→ **To be done**:
Which lines contain the word "this"? Return each of them as written.

→ **Data excerpts**:

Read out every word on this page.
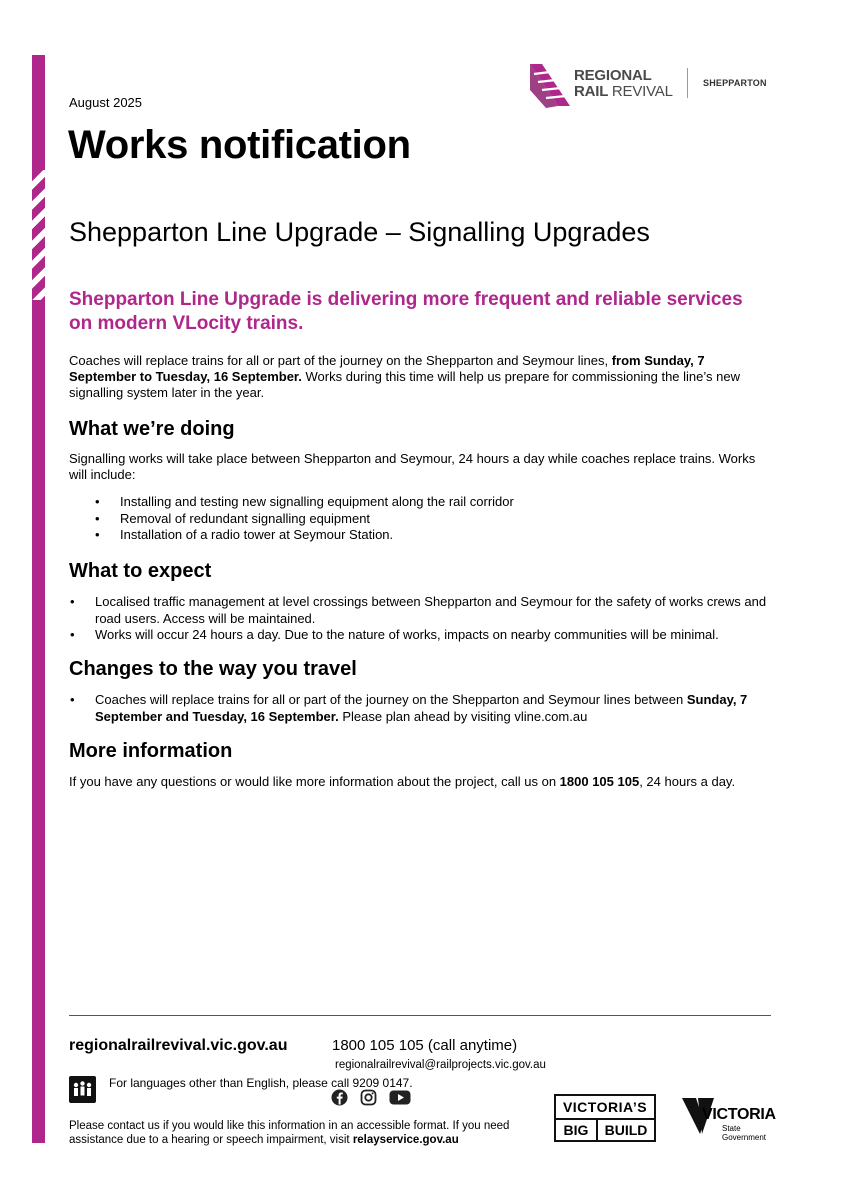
REGIONAL
RAIL REVIVAL	SHEPPARTON
August 2025
Works notification
Shepparton Line Upgrade – Signalling Upgrades

Shepparton Line Upgrade is delivering more frequent and reliable services on modern VLocity trains.

Coaches will replace trains for all or part of the journey on the Shepparton and Seymour lines, from Sunday, 7 September to Tuesday, 16 September. Works during this time will help us prepare for commissioning the line’s new signalling system later in the year.

What we’re doing

Signalling works will take place between Shepparton and Seymour, 24 hours a day while coaches replace trains. Works will include:

• Installing and testing new signalling equipment along the rail corridor
• Removal of redundant signalling equipment
• Installation of a radio tower at Seymour Station.
What to expect
• Localised traffic management at level crossings between Shepparton and Seymour for the safety of works crews and road users. Access will be maintained.
• Works will occur 24 hours a day. Due to the nature of works, impacts on nearby communities will be minimal.
Changes to the way you travel
• Coaches will replace trains for all or part of the journey on the Shepparton and Seymour lines between Sunday, 7 September and Tuesday, 16 September. Please plan ahead by visiting vline.com.au
More information

If you have any questions or would like more information about the project, call us on 1800 105 105, 24 hours a day.

regionalrailrevival.vic.gov.au	1800 105 105 (call anytime)
regionalrailrevival@railprojects.vic.gov.au
For languages other than English, please call 9209 0147.
Please contact us if you would like this information in an accessible format. If you need assistance due to a hearing or speech impairment, visit relayservice.gov.au
VICTORIA’S
BIG	BUILD
VICTORIA
State
Government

→ **Response below**:
Read out every word on this page.
Coaches will replace trains for all or part of the journey on the Shepparton and Seymour lines, from Sunday, 7 September to Tuesday, 16 September. Works during this time will help us prepare for commissioning the line’s new signalling system later in the year.
Please contact us if you would like this information in an accessible format. If you need assistance due to a hearing or speech impairment, visit relayservice.gov.au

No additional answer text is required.